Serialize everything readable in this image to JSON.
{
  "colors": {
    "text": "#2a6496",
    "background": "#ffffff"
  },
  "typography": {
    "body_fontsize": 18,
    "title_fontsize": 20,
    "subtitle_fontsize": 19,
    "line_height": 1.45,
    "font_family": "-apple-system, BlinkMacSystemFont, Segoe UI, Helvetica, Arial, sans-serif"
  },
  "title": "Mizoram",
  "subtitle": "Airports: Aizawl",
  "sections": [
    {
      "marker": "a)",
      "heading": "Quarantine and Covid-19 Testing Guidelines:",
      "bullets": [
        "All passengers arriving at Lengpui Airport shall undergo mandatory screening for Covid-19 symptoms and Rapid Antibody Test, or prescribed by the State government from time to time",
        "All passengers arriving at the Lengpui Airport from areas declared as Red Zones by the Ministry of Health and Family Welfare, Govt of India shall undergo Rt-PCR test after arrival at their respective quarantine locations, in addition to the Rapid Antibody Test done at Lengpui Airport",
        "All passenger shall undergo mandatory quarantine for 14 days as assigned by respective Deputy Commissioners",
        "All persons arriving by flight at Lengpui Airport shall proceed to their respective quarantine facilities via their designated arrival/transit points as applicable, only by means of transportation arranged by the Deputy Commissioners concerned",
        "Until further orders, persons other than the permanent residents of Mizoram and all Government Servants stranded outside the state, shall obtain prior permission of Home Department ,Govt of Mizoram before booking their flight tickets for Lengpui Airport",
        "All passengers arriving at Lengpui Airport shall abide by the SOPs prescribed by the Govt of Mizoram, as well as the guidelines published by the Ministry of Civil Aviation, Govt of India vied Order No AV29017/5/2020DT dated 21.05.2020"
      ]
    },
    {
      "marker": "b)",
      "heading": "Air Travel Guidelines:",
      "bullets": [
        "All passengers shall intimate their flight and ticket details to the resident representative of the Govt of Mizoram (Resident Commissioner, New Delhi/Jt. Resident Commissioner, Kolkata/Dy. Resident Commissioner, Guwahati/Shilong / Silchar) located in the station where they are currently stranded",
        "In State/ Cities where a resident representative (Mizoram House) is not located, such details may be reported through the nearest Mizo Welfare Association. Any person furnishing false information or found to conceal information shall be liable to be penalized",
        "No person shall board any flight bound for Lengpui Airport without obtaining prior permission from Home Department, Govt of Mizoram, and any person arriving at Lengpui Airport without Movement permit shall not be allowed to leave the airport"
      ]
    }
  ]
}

○ ○ ○ ○

Print every line of the records above without a single difference.

→ **SOLVED PROBLEM**:
Serialize everything readable in this image to JSON.
{
  "colors": {
    "text": "#2a6496",
    "background": "#ffffff"
  },
  "typography": {
    "body_fontsize": 18,
    "title_fontsize": 20,
    "subtitle_fontsize": 19,
    "line_height": 1.45,
    "font_family": "-apple-system, BlinkMacSystemFont, Segoe UI, Helvetica, Arial, sans-serif"
  },
  "title": "Mizoram",
  "subtitle": "Airports: Aizawl",
  "sections": [
    {
      "marker": "a)",
      "heading": "Quarantine and Covid-19 Testing Guidelines:",
      "bullets": [
        "All passengers arriving at Lengpui Airport shall undergo mandatory screening for Covid-19 symptoms and Rapid Antibody Test, or prescribed by the State government from time to time",
        "All passengers arriving at the Lengpui Airport from areas declared as Red Zones by the Ministry of Health and Family Welfare, Govt of India shall undergo Rt-PCR test after arrival at their respective quarantine locations, in addition to the Rapid Antibody Test done at Lengpui Airport",
        "All passenger shall undergo mandatory quarantine for 14 days as assigned by respective Deputy Commissioners",
        "All persons arriving by flight at Lengpui Airport shall proceed to their respective quarantine facilities via their designated arrival/transit points as applicable, only by means of transportation arranged by the Deputy Commissioners concerned",
        "Until further orders, persons other than the permanent residents of Mizoram and all Government Servants stranded outside the state, shall obtain prior permission of Home Department ,Govt of Mizoram before booking their flight tickets for Lengpui Airport",
        "All passengers arriving at Lengpui Airport shall abide by the SOPs prescribed by the Govt of Mizoram, as well as the guidelines published by the Ministry of Civil Aviation, Govt of India vied Order No AV29017/5/2020DT dated 21.05.2020"
      ]
    },
    {
      "marker": "b)",
      "heading": "Air Travel Guidelines:",
      "bullets": [
        "All passengers shall intimate their flight and ticket details to the resident representative of the Govt of Mizoram (Resident Commissioner, New Delhi/Jt. Resident Commissioner, Kolkata/Dy. Resident Commissioner, Guwahati/Shilong / Silchar) located in the station where they are currently stranded",
        "In State/ Cities where a resident representative (Mizoram House) is not located, such details may be reported through the nearest Mizo Welfare Association. Any person furnishing false information or found to conceal information shall be liable to be penalized",
        "No person shall board any flight bound for Lengpui Airport without obtaining prior permission from Home Department, Govt of Mizoram, and any person arriving at Lengpui Airport without Movement permit shall not be allowed to leave the airport"
      ]
    }
  ]
}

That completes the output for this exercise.